**Set exercise**
Will you extract the entries word for word? Images should not appear in the copy.
+++
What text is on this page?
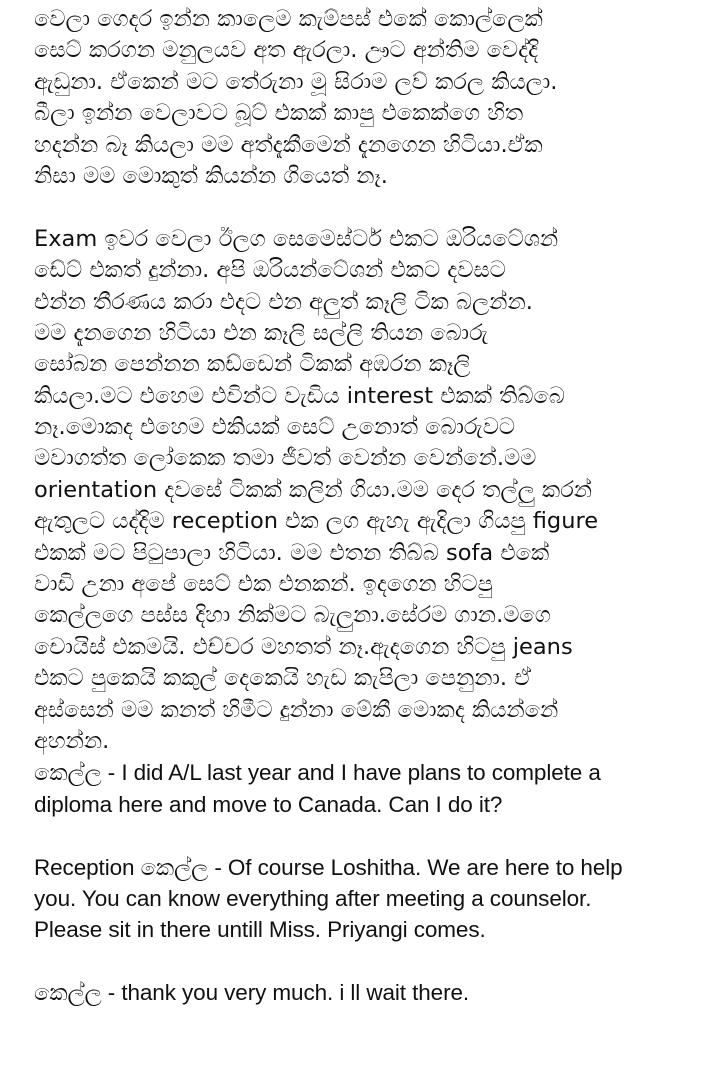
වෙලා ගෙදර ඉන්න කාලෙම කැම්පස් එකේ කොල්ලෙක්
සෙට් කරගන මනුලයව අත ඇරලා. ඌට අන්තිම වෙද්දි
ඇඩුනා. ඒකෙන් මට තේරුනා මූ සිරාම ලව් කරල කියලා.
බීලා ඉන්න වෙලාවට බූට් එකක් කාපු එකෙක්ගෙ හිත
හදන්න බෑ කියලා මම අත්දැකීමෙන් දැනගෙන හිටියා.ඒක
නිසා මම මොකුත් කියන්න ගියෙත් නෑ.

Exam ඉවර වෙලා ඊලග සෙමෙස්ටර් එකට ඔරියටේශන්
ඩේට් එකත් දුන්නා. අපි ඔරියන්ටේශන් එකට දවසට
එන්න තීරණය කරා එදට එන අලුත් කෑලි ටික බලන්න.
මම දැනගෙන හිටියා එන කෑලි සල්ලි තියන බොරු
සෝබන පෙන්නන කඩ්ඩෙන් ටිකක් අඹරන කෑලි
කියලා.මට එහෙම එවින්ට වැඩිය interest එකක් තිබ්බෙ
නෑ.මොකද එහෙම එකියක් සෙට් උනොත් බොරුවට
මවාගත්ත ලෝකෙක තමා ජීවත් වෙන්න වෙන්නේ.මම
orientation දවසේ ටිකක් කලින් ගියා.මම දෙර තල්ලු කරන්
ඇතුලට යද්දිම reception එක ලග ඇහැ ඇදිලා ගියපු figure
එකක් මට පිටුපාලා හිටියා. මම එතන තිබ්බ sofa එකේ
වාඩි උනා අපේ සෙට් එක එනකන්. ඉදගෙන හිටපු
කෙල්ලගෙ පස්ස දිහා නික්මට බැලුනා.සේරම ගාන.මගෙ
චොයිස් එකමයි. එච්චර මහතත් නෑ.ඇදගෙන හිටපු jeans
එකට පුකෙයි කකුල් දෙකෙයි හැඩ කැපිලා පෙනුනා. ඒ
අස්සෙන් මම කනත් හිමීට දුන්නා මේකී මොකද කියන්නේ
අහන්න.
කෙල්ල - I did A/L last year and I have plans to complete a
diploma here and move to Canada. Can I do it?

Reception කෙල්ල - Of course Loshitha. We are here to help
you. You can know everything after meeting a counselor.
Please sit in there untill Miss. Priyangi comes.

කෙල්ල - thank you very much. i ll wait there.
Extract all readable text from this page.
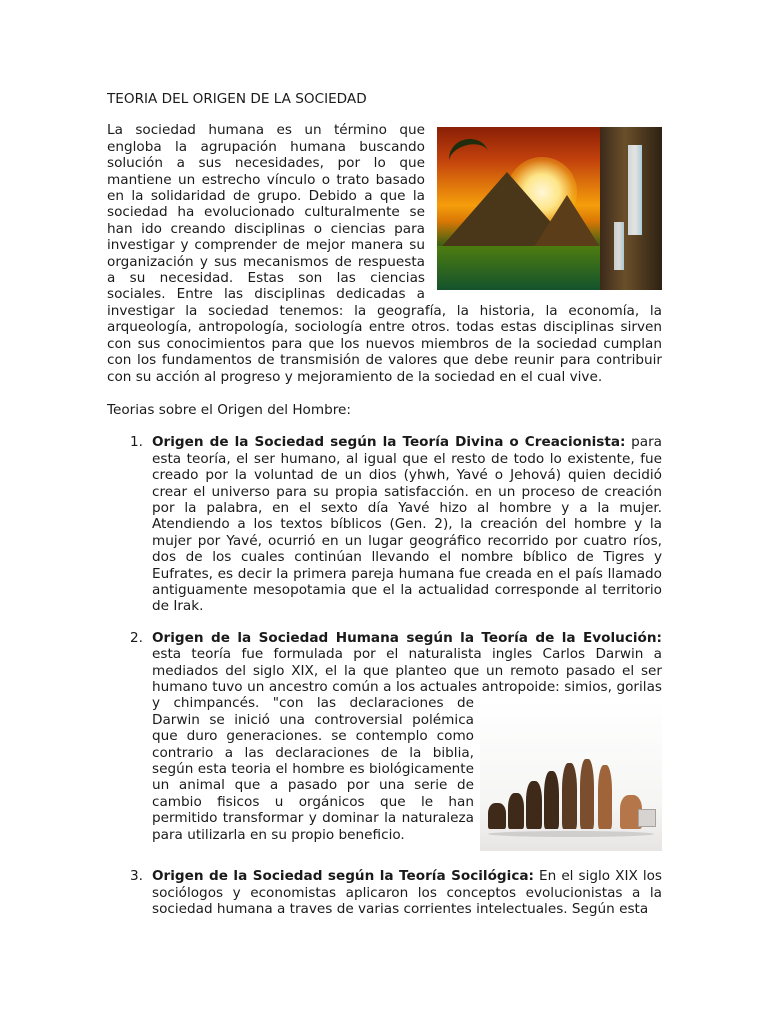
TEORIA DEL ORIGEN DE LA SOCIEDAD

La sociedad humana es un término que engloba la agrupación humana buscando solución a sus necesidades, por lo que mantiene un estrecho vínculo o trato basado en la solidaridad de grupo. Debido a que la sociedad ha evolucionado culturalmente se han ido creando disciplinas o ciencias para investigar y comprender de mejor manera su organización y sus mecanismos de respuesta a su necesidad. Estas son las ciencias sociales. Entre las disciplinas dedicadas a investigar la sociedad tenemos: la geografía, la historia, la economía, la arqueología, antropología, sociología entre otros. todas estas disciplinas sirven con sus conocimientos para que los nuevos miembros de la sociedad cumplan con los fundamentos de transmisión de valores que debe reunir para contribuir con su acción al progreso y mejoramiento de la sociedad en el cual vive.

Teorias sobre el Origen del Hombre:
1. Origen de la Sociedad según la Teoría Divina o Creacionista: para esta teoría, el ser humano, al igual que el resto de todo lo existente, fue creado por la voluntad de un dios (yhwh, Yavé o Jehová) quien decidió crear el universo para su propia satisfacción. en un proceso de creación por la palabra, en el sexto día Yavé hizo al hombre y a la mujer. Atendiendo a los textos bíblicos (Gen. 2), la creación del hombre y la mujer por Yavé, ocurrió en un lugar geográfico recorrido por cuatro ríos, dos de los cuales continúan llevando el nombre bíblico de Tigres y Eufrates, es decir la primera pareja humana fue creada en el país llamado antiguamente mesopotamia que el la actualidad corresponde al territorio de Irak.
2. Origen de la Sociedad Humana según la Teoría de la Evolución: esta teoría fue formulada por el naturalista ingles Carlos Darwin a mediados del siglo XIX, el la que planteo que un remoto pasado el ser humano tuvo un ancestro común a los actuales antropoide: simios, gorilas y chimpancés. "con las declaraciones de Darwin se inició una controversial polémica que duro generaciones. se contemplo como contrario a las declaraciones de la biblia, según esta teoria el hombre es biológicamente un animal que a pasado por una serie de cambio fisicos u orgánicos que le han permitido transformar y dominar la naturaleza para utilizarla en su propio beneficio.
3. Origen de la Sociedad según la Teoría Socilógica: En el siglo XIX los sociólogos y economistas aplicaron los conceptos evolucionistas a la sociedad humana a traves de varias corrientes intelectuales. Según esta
+++
**Reply**
What text is on this page?
වෙලා ගෙදර ඉන්න කාලෙම කැම්පස් එකේ කොල්ලෙක්
සෙට් කරගන මනුලයව අත ඇරලා. ඌට අන්තිම වෙද්දි
ඇඩුනා. ඒකෙන් මට තේරුනා මූ සිරාම ලව් කරල කියලා.
බීලා ඉන්න වෙලාවට බූට් එකක් කාපු එකෙක්ගෙ හිත
හදන්න බෑ කියලා මම අත්දැකීමෙන් දැනගෙන හිටියා.ඒක
නිසා මම මොකුත් කියන්න ගියෙත් නෑ.

Exam ඉවර වෙලා ඊලග සෙමෙස්ටර් එකට ඔරියටේශන්
ඩේට් එකත් දුන්නා. අපි ඔරියන්ටේශන් එකට දවසට
එන්න තීරණය කරා එදට එන අලුත් කෑලි ටික බලන්න.
මම දැනගෙන හිටියා එන කෑලි සල්ලි තියන බොරු
සෝබන පෙන්නන කඩ්ඩෙන් ටිකක් අඹරන කෑලි
කියලා.මට එහෙම එවින්ට වැඩිය interest එකක් තිබ්බෙ
නෑ.මොකද එහෙම එකියක් සෙට් උනොත් බොරුවට
මවාගත්ත ලෝකෙක තමා ජීවත් වෙන්න වෙන්නේ.මම
orientation දවසේ ටිකක් කලින් ගියා.මම දෙර තල්ලු කරන්
ඇතුලට යද්දිම reception එක ලග ඇහැ ඇදිලා ගියපු figure
එකක් මට පිටුපාලා හිටියා. මම එතන තිබ්බ sofa එකේ
වාඩි උනා අපේ සෙට් එක එනකන්. ඉදගෙන හිටපු
කෙල්ලගෙ පස්ස දිහා නික්මට බැලුනා.සේරම ගාන.මගෙ
චොයිස් එකමයි. එච්චර මහතත් නෑ.ඇදගෙන හිටපු jeans
එකට පුකෙයි කකුල් දෙකෙයි හැඩ කැපිලා පෙනුනා. ඒ
අස්සෙන් මම කනත් හිමීට දුන්නා මේකී මොකද කියන්නේ
අහන්න.
කෙල්ල - I did A/L last year and I have plans to complete a
diploma here and move to Canada. Can I do it?

Reception කෙල්ල - Of course Loshitha. We are here to help
you. You can know everything after meeting a counselor.
Please sit in there untill Miss. Priyangi comes.

කෙල්ල - thank you very much. i ll wait there.
Extract all readable text from this page.
TEORIA DEL ORIGEN DE LA SOCIEDAD

La sociedad humana es un término que engloba la agrupación humana buscando solución a sus necesidades, por lo que mantiene un estrecho vínculo o trato basado en la solidaridad de grupo. Debido a que la sociedad ha evolucionado culturalmente se han ido creando disciplinas o ciencias para investigar y comprender de mejor manera su organización y sus mecanismos de respuesta a su necesidad. Estas son las ciencias sociales. Entre las disciplinas dedicadas a investigar la sociedad tenemos: la geografía, la historia, la economía, la arqueología, antropología, sociología entre otros. todas estas disciplinas sirven con sus conocimientos para que los nuevos miembros de la sociedad cumplan con los fundamentos de transmisión de valores que debe reunir para contribuir con su acción al progreso y mejoramiento de la sociedad en el cual vive.

Teorias sobre el Origen del Hombre:
1. Origen de la Sociedad según la Teoría Divina o Creacionista: para esta teoría, el ser humano, al igual que el resto de todo lo existente, fue creado por la voluntad de un dios (yhwh, Yavé o Jehová) quien decidió crear el universo para su propia satisfacción. en un proceso de creación por la palabra, en el sexto día Yavé hizo al hombre y a la mujer. Atendiendo a los textos bíblicos (Gen. 2), la creación del hombre y la mujer por Yavé, ocurrió en un lugar geográfico recorrido por cuatro ríos, dos de los cuales continúan llevando el nombre bíblico de Tigres y Eufrates, es decir la primera pareja humana fue creada en el país llamado antiguamente mesopotamia que el la actualidad corresponde al territorio de Irak.
2. Origen de la Sociedad Humana según la Teoría de la Evolución: esta teoría fue formulada por el naturalista ingles Carlos Darwin a mediados del siglo XIX, el la que planteo que un remoto pasado el ser humano tuvo un ancestro común a los actuales antropoide: simios, gorilas y chimpancés. "con las declaraciones de Darwin se inició una controversial polémica que duro generaciones. se contemplo como contrario a las declaraciones de la biblia, según esta teoria el hombre es biológicamente un animal que a pasado por una serie de cambio fisicos u orgánicos que le han permitido transformar y dominar la naturaleza para utilizarla en su propio beneficio.
3. Origen de la Sociedad según la Teoría Socilógica: En el siglo XIX los sociólogos y economistas aplicaron los conceptos evolucionistas a la sociedad humana a traves de varias corrientes intelectuales. Según esta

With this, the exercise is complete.